A run of records
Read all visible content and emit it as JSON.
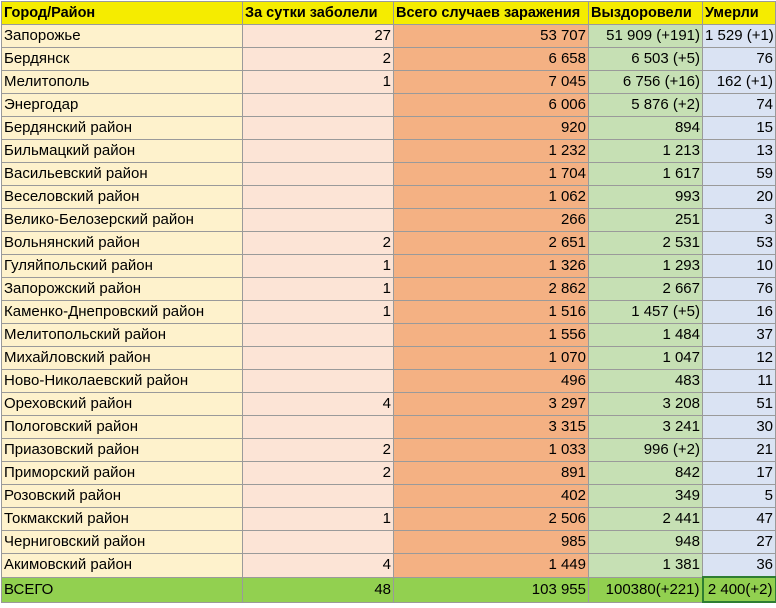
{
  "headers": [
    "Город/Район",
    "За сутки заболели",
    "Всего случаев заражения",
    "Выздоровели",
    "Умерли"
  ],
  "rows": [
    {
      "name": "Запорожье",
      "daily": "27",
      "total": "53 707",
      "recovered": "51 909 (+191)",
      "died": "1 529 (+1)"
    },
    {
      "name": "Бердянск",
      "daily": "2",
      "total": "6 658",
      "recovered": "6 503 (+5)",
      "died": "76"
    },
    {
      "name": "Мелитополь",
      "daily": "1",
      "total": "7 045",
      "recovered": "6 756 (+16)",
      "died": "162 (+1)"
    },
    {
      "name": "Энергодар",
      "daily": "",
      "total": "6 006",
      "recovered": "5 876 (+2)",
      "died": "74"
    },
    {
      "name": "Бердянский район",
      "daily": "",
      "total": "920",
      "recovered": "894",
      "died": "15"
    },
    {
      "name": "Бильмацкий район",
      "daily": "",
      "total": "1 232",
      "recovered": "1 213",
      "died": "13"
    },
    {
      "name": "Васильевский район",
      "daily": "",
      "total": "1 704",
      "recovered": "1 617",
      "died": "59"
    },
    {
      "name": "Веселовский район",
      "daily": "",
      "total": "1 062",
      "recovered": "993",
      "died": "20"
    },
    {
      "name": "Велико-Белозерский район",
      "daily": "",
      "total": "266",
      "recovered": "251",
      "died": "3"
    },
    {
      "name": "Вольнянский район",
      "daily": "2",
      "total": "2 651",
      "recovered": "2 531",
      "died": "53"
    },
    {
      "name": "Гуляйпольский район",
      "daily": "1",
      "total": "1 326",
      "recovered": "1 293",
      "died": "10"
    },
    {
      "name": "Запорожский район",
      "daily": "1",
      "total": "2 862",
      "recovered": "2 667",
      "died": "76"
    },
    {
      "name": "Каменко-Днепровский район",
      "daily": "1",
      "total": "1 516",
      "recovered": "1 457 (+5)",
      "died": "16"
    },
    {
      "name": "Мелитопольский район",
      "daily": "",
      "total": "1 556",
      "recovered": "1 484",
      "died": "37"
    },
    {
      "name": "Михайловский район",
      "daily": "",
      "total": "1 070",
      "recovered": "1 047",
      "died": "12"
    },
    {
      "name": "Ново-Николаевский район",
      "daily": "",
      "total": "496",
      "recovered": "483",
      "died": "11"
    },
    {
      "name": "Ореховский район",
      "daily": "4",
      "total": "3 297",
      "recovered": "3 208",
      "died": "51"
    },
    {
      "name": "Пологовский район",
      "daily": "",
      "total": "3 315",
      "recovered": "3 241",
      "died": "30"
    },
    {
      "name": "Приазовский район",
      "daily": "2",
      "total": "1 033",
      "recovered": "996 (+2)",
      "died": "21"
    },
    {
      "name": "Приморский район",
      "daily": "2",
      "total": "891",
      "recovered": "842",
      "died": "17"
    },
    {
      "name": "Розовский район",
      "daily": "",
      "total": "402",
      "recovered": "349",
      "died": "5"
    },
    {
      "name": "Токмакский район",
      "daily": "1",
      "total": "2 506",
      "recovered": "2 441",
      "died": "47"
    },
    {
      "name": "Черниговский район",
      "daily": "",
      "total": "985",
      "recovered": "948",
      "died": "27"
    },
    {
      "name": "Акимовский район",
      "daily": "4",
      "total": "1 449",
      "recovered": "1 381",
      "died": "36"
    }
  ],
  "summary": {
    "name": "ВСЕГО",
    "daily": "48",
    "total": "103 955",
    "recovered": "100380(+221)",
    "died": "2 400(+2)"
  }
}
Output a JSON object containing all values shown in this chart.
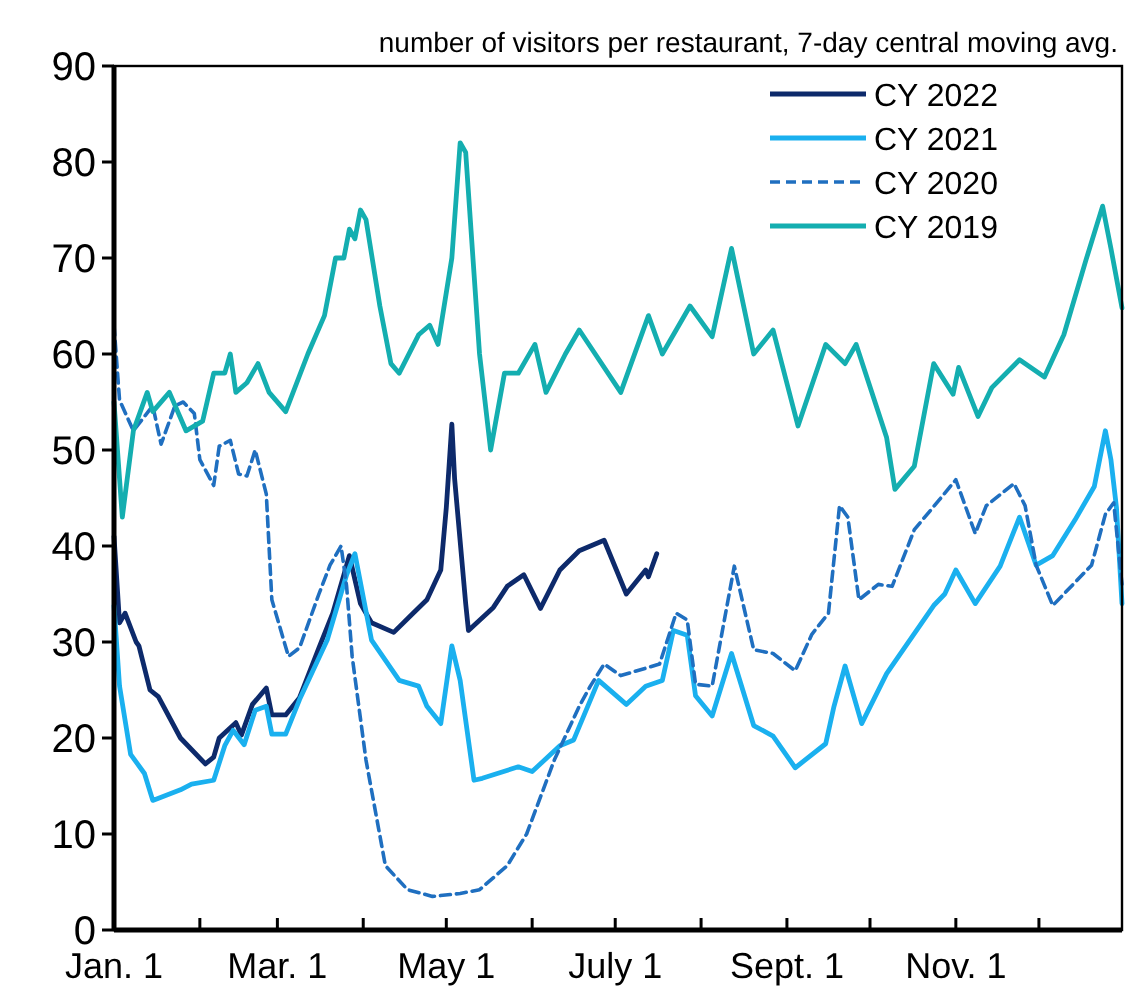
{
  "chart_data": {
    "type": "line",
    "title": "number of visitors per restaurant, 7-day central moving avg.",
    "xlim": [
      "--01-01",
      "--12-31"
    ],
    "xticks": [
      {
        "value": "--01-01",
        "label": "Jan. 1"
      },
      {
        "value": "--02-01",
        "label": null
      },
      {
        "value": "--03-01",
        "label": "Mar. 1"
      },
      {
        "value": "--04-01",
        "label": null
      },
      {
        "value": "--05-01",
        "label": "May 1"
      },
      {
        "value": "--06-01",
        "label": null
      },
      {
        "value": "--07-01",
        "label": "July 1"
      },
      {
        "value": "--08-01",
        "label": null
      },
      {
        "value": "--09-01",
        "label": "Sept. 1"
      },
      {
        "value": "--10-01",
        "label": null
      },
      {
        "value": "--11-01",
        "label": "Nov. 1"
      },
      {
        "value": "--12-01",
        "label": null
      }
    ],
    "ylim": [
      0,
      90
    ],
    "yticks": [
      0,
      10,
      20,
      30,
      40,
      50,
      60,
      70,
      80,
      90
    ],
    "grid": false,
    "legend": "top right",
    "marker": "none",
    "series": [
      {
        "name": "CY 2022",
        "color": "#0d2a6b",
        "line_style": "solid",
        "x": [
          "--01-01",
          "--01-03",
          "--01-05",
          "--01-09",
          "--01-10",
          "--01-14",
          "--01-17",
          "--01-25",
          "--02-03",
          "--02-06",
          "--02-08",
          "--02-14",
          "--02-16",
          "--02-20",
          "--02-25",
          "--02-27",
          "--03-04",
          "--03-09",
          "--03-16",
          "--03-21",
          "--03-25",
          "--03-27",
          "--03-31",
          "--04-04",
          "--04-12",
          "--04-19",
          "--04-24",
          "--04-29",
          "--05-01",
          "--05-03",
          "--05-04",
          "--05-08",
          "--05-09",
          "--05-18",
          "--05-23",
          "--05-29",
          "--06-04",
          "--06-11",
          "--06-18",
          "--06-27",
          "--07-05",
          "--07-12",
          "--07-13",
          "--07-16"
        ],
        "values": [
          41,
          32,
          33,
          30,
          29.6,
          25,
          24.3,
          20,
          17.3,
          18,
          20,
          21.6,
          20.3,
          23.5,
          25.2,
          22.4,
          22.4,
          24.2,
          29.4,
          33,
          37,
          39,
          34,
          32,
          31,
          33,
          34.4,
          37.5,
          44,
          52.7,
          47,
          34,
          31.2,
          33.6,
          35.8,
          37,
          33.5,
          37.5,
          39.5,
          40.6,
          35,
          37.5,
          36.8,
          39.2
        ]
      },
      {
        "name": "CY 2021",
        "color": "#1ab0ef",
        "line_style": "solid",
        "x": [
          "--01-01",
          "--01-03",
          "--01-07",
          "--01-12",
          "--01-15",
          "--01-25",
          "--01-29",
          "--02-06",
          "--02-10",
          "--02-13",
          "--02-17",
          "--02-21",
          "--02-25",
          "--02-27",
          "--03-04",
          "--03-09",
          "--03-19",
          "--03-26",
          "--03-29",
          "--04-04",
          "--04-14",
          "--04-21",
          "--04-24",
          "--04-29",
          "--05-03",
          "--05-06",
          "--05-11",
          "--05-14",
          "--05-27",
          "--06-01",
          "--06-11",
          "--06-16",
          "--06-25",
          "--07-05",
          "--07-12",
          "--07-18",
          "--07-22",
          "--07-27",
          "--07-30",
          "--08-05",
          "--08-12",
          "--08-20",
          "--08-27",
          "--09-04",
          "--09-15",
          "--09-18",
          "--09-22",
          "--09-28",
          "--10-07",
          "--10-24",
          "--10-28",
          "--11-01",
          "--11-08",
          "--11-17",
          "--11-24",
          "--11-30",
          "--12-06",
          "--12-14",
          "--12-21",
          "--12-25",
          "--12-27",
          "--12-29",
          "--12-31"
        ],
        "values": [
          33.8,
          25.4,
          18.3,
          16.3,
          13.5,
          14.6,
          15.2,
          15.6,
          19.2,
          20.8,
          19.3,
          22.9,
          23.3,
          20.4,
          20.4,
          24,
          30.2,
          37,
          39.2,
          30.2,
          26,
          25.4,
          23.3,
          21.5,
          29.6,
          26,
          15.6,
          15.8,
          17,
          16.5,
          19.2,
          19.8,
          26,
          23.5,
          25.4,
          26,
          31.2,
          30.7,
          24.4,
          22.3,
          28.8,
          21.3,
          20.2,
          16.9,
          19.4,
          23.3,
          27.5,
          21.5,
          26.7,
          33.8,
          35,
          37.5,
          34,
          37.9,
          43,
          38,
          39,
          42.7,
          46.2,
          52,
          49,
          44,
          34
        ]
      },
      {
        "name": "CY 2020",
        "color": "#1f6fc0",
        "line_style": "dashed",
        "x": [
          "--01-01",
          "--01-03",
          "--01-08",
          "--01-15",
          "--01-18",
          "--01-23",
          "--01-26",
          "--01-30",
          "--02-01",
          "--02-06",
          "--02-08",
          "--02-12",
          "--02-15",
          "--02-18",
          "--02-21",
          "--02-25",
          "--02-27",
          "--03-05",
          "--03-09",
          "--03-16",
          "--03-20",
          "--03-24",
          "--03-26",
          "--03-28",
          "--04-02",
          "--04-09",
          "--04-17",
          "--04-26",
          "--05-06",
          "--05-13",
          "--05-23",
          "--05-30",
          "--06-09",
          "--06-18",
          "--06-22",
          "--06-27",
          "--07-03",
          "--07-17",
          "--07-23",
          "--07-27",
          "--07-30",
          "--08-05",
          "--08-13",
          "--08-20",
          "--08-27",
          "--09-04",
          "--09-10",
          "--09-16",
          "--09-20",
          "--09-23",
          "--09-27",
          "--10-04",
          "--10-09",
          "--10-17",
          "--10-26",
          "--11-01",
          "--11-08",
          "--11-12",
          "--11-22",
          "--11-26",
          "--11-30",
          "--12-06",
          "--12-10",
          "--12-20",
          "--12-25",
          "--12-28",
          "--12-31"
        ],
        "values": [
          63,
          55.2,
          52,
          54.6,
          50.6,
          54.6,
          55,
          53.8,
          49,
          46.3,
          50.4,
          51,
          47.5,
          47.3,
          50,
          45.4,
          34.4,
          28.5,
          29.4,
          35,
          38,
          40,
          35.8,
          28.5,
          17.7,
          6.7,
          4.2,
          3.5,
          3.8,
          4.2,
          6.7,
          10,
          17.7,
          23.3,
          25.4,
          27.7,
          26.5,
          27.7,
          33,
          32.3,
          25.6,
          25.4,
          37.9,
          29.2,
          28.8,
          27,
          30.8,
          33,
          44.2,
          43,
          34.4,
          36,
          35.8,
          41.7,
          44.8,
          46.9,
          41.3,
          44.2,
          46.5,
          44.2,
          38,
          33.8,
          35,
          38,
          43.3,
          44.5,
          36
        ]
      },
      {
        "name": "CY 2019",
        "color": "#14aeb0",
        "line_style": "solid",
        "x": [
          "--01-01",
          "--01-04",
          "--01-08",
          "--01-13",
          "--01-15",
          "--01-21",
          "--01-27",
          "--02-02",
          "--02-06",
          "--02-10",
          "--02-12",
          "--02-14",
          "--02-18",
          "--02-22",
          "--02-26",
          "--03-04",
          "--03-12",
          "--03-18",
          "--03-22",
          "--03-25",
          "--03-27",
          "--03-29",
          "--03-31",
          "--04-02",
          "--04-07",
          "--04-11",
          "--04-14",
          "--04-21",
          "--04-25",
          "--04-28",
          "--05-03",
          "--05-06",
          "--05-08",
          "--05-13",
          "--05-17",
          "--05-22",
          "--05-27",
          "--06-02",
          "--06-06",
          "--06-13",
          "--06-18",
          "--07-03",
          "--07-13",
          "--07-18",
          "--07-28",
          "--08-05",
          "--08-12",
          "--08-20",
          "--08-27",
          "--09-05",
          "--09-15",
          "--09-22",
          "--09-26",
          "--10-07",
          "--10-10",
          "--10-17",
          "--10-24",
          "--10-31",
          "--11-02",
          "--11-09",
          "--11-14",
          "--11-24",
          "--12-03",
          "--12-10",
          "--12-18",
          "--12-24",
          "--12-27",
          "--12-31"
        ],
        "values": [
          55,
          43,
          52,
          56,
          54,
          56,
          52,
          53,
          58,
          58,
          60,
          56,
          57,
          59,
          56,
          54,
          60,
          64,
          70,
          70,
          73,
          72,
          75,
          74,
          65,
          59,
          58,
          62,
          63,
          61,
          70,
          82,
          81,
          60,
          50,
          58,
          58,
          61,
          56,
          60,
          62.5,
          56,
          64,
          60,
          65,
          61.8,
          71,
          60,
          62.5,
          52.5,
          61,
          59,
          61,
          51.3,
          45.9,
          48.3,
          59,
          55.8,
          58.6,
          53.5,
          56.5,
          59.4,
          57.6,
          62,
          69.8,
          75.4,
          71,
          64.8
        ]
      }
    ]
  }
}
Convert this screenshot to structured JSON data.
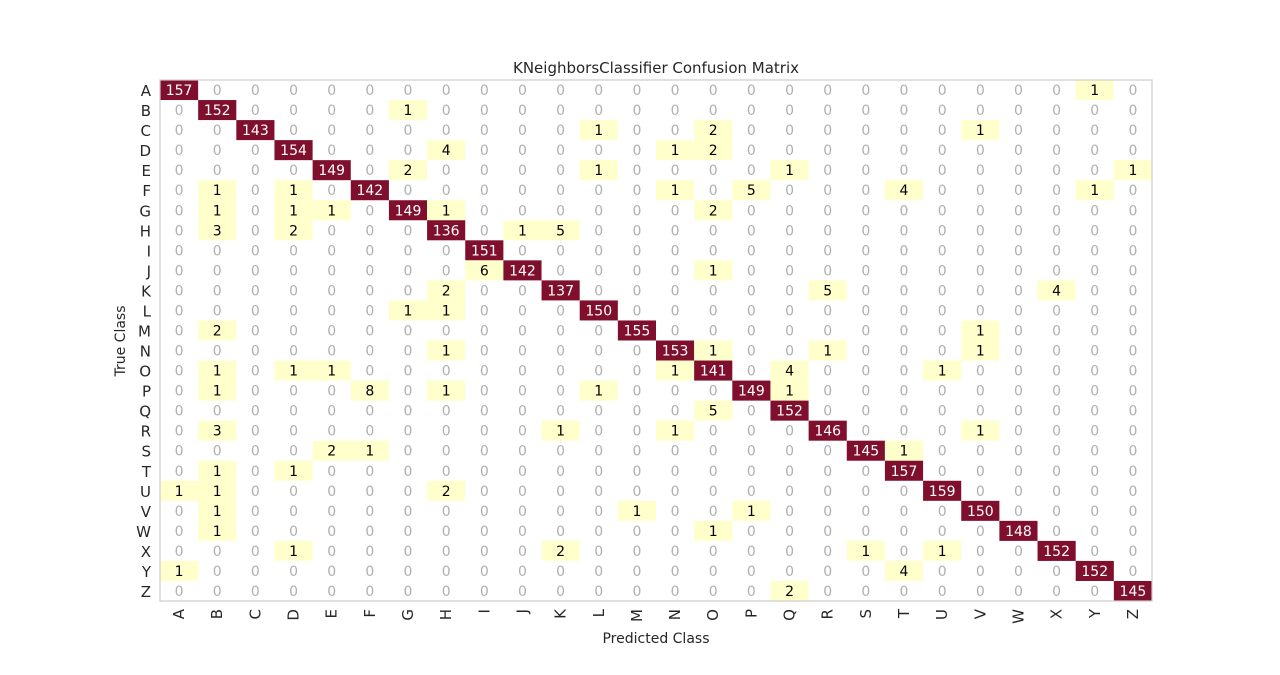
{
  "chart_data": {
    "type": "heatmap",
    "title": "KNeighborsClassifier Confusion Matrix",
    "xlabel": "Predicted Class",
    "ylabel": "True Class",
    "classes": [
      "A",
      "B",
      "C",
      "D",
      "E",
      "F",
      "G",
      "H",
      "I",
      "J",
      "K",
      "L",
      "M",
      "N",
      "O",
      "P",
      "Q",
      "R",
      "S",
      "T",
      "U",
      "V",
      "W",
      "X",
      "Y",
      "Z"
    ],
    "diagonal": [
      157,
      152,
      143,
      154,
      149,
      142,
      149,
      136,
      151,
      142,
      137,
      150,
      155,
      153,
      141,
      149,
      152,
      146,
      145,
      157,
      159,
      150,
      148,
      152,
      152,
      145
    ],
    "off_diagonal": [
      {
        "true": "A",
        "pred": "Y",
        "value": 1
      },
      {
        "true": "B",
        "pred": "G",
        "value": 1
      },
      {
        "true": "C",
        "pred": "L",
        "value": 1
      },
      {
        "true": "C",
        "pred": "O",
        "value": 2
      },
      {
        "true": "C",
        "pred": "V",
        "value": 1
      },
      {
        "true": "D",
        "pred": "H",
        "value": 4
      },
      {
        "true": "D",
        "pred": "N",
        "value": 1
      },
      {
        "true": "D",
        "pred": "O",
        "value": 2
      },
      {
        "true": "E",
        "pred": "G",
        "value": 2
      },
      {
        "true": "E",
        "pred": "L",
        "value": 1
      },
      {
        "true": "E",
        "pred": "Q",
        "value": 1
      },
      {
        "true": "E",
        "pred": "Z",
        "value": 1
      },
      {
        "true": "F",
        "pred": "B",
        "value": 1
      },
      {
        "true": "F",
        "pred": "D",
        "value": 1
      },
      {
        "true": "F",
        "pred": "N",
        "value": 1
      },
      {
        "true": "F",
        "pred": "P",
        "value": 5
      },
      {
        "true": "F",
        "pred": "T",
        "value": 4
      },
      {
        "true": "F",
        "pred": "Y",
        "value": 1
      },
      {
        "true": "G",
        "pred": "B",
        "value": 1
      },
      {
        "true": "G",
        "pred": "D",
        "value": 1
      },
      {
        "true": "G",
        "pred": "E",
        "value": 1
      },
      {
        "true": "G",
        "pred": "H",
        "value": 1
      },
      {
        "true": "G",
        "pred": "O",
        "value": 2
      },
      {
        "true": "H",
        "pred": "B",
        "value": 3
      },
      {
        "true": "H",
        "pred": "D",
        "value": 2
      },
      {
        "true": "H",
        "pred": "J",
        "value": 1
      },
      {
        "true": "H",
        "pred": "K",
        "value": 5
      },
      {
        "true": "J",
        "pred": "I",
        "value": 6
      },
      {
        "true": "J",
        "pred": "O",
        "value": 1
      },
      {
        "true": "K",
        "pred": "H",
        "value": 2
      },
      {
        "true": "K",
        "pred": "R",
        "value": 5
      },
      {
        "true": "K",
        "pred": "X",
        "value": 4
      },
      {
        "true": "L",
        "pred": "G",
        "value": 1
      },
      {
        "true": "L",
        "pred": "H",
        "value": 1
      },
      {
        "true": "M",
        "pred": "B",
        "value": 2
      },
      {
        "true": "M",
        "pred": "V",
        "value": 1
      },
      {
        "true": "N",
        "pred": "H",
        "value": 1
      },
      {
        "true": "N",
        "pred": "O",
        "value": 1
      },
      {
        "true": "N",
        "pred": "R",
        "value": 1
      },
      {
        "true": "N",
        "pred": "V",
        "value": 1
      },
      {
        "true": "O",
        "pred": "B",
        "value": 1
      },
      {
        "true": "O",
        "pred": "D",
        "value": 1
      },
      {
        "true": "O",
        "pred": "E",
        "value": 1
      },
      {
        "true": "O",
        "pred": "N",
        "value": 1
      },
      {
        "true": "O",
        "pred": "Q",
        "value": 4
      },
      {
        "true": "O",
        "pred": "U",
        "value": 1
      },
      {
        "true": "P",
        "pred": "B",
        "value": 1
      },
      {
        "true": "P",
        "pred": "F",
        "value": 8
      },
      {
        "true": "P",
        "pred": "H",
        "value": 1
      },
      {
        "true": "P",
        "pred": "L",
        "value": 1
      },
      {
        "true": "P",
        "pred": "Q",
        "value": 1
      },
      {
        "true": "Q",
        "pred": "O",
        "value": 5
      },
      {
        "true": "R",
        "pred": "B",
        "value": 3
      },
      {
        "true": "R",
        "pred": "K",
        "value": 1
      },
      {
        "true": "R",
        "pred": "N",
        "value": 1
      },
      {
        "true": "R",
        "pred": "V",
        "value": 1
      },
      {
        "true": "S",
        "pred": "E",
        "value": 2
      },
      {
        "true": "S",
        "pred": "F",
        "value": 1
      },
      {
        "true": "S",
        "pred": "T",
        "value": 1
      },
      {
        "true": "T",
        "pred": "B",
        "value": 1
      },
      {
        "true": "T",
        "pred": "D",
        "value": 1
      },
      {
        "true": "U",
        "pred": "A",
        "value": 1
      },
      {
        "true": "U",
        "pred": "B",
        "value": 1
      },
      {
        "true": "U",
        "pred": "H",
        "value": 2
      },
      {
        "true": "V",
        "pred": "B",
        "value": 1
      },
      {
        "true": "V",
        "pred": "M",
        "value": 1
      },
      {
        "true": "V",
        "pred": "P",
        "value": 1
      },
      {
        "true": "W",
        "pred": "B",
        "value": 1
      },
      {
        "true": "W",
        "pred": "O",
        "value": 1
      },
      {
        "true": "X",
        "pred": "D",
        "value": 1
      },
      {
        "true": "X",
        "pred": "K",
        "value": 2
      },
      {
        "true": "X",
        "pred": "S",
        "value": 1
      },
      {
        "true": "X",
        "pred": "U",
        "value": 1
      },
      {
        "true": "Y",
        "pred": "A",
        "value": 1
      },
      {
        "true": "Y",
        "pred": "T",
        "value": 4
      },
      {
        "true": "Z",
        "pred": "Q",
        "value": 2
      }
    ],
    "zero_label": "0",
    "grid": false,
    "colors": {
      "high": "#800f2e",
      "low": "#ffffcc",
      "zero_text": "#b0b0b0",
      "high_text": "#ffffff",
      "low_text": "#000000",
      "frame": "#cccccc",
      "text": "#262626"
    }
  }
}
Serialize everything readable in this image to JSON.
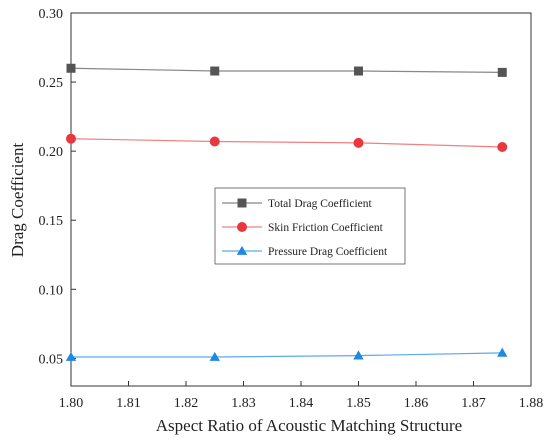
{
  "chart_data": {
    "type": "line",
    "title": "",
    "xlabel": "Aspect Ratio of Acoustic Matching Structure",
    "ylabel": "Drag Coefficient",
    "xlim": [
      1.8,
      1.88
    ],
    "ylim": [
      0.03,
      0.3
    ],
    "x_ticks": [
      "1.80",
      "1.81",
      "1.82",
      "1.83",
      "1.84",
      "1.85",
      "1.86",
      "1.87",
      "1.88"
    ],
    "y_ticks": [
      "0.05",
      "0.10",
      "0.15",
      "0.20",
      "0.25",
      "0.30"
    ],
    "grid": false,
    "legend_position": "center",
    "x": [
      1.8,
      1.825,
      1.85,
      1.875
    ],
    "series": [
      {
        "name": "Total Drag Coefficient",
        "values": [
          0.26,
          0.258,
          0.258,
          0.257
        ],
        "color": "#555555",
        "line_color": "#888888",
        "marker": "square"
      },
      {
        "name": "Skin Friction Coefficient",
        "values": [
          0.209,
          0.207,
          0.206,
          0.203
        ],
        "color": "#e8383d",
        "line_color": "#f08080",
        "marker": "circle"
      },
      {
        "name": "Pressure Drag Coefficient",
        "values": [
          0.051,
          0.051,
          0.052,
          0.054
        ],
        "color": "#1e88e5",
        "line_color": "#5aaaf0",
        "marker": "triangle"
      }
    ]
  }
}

### Required task:
Search the material above for "xlabel". Pull out each line where it shows up.

### Answer in full:
    "xlabel": "Predicted Class",
    "xlabel": "Aspect Ratio of Acoustic Matching Structure",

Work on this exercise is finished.